Work to be completed
Every line holding the string "higher" should be gathered.

Data provided
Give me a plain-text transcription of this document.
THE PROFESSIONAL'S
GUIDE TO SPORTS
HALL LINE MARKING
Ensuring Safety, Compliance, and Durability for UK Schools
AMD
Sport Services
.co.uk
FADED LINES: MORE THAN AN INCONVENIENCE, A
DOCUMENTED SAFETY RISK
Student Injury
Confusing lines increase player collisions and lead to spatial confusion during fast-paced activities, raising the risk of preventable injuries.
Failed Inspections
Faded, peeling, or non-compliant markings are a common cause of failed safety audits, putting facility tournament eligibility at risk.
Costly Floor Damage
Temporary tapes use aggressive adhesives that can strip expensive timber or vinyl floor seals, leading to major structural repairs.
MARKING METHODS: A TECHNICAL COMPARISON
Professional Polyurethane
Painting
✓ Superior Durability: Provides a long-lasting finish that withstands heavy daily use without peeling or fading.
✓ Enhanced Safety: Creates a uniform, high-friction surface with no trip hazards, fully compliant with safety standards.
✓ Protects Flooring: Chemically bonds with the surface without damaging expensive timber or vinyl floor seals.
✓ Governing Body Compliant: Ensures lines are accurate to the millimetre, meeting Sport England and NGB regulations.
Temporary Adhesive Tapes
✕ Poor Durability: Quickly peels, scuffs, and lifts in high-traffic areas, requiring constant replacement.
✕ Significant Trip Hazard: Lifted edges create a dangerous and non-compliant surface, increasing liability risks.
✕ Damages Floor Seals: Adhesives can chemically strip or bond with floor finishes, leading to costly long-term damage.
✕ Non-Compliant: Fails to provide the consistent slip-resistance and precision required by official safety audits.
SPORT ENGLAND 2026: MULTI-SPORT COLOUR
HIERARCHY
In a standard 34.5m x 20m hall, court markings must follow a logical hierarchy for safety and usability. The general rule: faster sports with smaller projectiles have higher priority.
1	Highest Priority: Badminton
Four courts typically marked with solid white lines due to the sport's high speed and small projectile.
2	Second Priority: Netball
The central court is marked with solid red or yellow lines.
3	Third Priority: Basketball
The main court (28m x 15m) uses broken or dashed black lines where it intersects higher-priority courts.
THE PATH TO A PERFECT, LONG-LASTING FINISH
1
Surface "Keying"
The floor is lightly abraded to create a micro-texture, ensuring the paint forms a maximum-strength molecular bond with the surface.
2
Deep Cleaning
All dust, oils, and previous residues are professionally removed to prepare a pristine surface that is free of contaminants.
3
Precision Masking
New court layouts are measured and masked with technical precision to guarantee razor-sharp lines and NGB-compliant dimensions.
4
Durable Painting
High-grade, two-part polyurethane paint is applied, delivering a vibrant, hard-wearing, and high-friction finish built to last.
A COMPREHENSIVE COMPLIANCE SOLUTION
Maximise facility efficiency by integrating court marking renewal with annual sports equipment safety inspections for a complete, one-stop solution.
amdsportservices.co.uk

Full response
In a standard 34.5m x 20m hall, court markings must follow a logical hierarchy for safety and usability. The general rule: faster sports with smaller projectiles have higher priority.
The main court (28m x 15m) uses broken or dashed black lines where it intersects higher-priority courts.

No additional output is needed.